Records:
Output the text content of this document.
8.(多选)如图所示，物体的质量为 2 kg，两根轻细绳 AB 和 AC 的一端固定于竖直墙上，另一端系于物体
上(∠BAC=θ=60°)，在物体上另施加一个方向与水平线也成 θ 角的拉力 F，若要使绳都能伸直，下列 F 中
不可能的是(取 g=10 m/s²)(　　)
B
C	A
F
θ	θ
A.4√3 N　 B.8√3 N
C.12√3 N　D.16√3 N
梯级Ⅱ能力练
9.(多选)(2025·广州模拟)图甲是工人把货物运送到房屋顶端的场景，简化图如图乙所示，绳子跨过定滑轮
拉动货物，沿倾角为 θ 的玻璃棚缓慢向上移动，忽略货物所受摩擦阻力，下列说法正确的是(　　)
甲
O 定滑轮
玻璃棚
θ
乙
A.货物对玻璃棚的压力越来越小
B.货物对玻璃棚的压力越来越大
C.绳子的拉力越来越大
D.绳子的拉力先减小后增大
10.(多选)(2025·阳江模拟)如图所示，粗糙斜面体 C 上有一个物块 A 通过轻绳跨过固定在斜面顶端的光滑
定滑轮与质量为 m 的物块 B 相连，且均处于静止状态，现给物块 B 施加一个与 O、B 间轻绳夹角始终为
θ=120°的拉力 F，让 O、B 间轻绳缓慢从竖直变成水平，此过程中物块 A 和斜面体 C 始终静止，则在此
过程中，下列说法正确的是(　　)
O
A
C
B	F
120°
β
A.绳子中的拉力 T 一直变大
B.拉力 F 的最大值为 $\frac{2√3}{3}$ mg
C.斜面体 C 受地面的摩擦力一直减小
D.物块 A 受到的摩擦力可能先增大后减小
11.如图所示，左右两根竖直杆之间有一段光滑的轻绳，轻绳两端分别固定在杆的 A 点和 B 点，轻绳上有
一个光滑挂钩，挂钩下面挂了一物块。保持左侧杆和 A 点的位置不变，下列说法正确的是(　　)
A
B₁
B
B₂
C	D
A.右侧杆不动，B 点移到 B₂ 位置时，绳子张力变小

TASK TO COMPLETE:
Repeat back the data above, exact to the last character.

PROBLEM SOLUTION:
Output the text content of this document.
8.(多选)如图所示，物体的质量为 2 kg，两根轻细绳 AB 和 AC 的一端固定于竖直墙上，另一端系于物体
上(∠BAC=θ=60°)，在物体上另施加一个方向与水平线也成 θ 角的拉力 F，若要使绳都能伸直，下列 F 中
不可能的是(取 g=10 m/s²)(　　)
B
C	A
F
θ	θ
A.4√3 N　 B.8√3 N
C.12√3 N　D.16√3 N
梯级Ⅱ能力练
9.(多选)(2025·广州模拟)图甲是工人把货物运送到房屋顶端的场景，简化图如图乙所示，绳子跨过定滑轮
拉动货物，沿倾角为 θ 的玻璃棚缓慢向上移动，忽略货物所受摩擦阻力，下列说法正确的是(　　)
甲
O 定滑轮
玻璃棚
θ
乙
A.货物对玻璃棚的压力越来越小
B.货物对玻璃棚的压力越来越大
C.绳子的拉力越来越大
D.绳子的拉力先减小后增大
10.(多选)(2025·阳江模拟)如图所示，粗糙斜面体 C 上有一个物块 A 通过轻绳跨过固定在斜面顶端的光滑
定滑轮与质量为 m 的物块 B 相连，且均处于静止状态，现给物块 B 施加一个与 O、B 间轻绳夹角始终为
θ=120°的拉力 F，让 O、B 间轻绳缓慢从竖直变成水平，此过程中物块 A 和斜面体 C 始终静止，则在此
过程中，下列说法正确的是(　　)
O
A
C
B	F
120°
β
A.绳子中的拉力 T 一直变大
B.拉力 F 的最大值为 $\frac{2√3}{3}$ mg
C.斜面体 C 受地面的摩擦力一直减小
D.物块 A 受到的摩擦力可能先增大后减小
11.如图所示，左右两根竖直杆之间有一段光滑的轻绳，轻绳两端分别固定在杆的 A 点和 B 点，轻绳上有
一个光滑挂钩，挂钩下面挂了一物块。保持左侧杆和 A 点的位置不变，下列说法正确的是(　　)
A
B₁
B
B₂
C	D
A.右侧杆不动，B 点移到 B₂ 位置时，绳子张力变小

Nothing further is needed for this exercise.